(Data items)
_ _ _

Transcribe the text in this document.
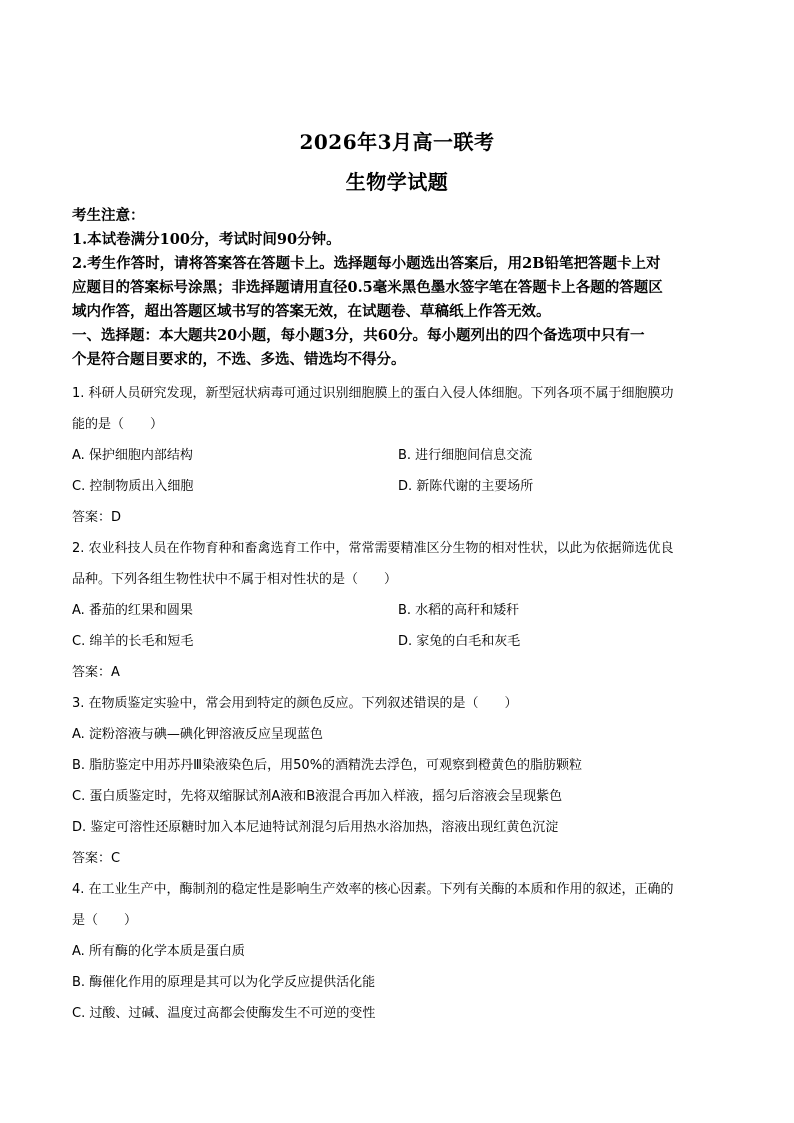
2026年3月高一联考
生物学试题

考生注意：

1.本试卷满分100分，考试时间90分钟。

2.考生作答时，请将答案答在答题卡上。选择题每小题选出答案后，用2B铅笔把答题卡上对

应题目的答案标号涂黑；非选择题请用直径0.5毫米黑色墨水签字笔在答题卡上各题的答题区

域内作答，超出答题区域书写的答案无效，在试题卷、草稿纸上作答无效。

一、选择题：本大题共20小题，每小题3分，共60分。每小题列出的四个备选项中只有一
个是符合题目要求的，不选、多选、错选均不得分。

1. 科研人员研究发现，新型冠状病毒可通过识别细胞膜上的蛋白入侵人体细胞。下列各项不属于细胞膜功

能的是（　　）

A. 保护细胞内部结构	B. 进行细胞间信息交流
C. 控制物质出入细胞	D. 新陈代谢的主要场所
答案：D

2. 农业科技人员在作物育种和畜禽选育工作中，常常需要精准区分生物的相对性状，以此为依据筛选优良

品种。下列各组生物性状中不属于相对性状的是（　　）

A. 番茄的红果和圆果	B. 水稻的高秆和矮秆
C. 绵羊的长毛和短毛	D. 家兔的白毛和灰毛
答案：A

3. 在物质鉴定实验中，常会用到特定的颜色反应。下列叙述错误的是（　　）

A. 淀粉溶液与碘—碘化钾溶液反应呈现蓝色
B. 脂肪鉴定中用苏丹Ⅲ染液染色后，用50%的酒精洗去浮色，可观察到橙黄色的脂肪颗粒
C. 蛋白质鉴定时，先将双缩脲试剂A液和B液混合再加入样液，摇匀后溶液会呈现紫色
D. 鉴定可溶性还原糖时加入本尼迪特试剂混匀后用热水浴加热，溶液出现红黄色沉淀
答案：C

4. 在工业生产中，酶制剂的稳定性是影响生产效率的核心因素。下列有关酶的本质和作用的叙述，正确的

是（　　）

A. 所有酶的化学本质是蛋白质
B. 酶催化作用的原理是其可以为化学反应提供活化能
C. 过酸、过碱、温度过高都会使酶发生不可逆的变性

_ _ _

Return each line exactly as written. Any picture gets left out.

• _Worked solution_
Transcribe the text in this document.
2026年3月高一联考
生物学试题

考生注意：

1.本试卷满分100分，考试时间90分钟。

2.考生作答时，请将答案答在答题卡上。选择题每小题选出答案后，用2B铅笔把答题卡上对

应题目的答案标号涂黑；非选择题请用直径0.5毫米黑色墨水签字笔在答题卡上各题的答题区

域内作答，超出答题区域书写的答案无效，在试题卷、草稿纸上作答无效。

一、选择题：本大题共20小题，每小题3分，共60分。每小题列出的四个备选项中只有一
个是符合题目要求的，不选、多选、错选均不得分。

1. 科研人员研究发现，新型冠状病毒可通过识别细胞膜上的蛋白入侵人体细胞。下列各项不属于细胞膜功

能的是（　　）

A. 保护细胞内部结构	B. 进行细胞间信息交流
C. 控制物质出入细胞	D. 新陈代谢的主要场所
答案：D

2. 农业科技人员在作物育种和畜禽选育工作中，常常需要精准区分生物的相对性状，以此为依据筛选优良

品种。下列各组生物性状中不属于相对性状的是（　　）

A. 番茄的红果和圆果	B. 水稻的高秆和矮秆
C. 绵羊的长毛和短毛	D. 家兔的白毛和灰毛
答案：A

3. 在物质鉴定实验中，常会用到特定的颜色反应。下列叙述错误的是（　　）

A. 淀粉溶液与碘—碘化钾溶液反应呈现蓝色
B. 脂肪鉴定中用苏丹Ⅲ染液染色后，用50%的酒精洗去浮色，可观察到橙黄色的脂肪颗粒
C. 蛋白质鉴定时，先将双缩脲试剂A液和B液混合再加入样液，摇匀后溶液会呈现紫色
D. 鉴定可溶性还原糖时加入本尼迪特试剂混匀后用热水浴加热，溶液出现红黄色沉淀
答案：C

4. 在工业生产中，酶制剂的稳定性是影响生产效率的核心因素。下列有关酶的本质和作用的叙述，正确的

是（　　）

A. 所有酶的化学本质是蛋白质
B. 酶催化作用的原理是其可以为化学反应提供活化能
C. 过酸、过碱、温度过高都会使酶发生不可逆的变性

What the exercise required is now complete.